Nothing before the line containing "Decode this image" belongs in the answer; quote that line and all lines after it through the end of the material, word for word.

Data for the task -
....

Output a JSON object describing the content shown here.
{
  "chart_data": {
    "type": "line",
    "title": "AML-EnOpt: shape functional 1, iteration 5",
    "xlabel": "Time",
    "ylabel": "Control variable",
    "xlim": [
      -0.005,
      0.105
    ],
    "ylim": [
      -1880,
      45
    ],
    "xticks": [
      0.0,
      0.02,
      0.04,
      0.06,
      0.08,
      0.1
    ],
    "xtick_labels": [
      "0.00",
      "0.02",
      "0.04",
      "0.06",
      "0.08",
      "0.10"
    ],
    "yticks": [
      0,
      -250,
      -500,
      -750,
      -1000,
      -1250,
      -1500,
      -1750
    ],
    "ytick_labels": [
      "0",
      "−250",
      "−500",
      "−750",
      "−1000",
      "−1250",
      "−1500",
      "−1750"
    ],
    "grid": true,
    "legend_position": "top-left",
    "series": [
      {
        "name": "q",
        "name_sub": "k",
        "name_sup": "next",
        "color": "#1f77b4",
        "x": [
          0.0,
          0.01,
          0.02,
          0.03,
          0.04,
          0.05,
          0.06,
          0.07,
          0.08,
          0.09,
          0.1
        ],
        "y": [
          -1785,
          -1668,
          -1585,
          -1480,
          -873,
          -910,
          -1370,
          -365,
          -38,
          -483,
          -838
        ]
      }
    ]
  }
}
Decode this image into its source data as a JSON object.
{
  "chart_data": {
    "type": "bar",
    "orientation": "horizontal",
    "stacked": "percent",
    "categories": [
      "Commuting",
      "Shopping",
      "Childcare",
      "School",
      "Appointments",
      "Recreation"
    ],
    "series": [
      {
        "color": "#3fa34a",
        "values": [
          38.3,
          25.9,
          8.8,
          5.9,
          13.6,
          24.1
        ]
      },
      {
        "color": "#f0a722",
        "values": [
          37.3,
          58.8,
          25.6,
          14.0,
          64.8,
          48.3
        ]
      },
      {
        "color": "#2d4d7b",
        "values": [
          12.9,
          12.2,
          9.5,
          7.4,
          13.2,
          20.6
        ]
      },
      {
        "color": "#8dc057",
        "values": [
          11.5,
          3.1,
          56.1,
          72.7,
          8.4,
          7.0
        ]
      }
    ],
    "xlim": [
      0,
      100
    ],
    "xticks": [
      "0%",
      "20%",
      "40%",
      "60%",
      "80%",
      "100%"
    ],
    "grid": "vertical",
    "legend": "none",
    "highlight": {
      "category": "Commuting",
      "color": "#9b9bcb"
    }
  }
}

....

Response to the task -
Decode this image into its source data as a JSON object.
{
  "chart_data": {
    "type": "bar",
    "orientation": "horizontal",
    "stacked": "percent",
    "categories": [
      "Commuting",
      "Shopping",
      "Childcare",
      "School",
      "Appointments",
      "Recreation"
    ],
    "series": [
      {
        "color": "#3fa34a",
        "values": [
          38.3,
          25.9,
          8.8,
          5.9,
          13.6,
          24.1
        ]
      },
      {
        "color": "#f0a722",
        "values": [
          37.3,
          58.8,
          25.6,
          14.0,
          64.8,
          48.3
        ]
      },
      {
        "color": "#2d4d7b",
        "values": [
          12.9,
          12.2,
          9.5,
          7.4,
          13.2,
          20.6
        ]
      },
      {
        "color": "#8dc057",
        "values": [
          11.5,
          3.1,
          56.1,
          72.7,
          8.4,
          7.0
        ]
      }
    ],
    "xlim": [
      0,
      100
    ],
    "xticks": [
      "0%",
      "20%",
      "40%",
      "60%",
      "80%",
      "100%"
    ],
    "grid": "vertical",
    "legend": "none",
    "highlight": {
      "category": "Commuting",
      "color": "#9b9bcb"
    }
  }
}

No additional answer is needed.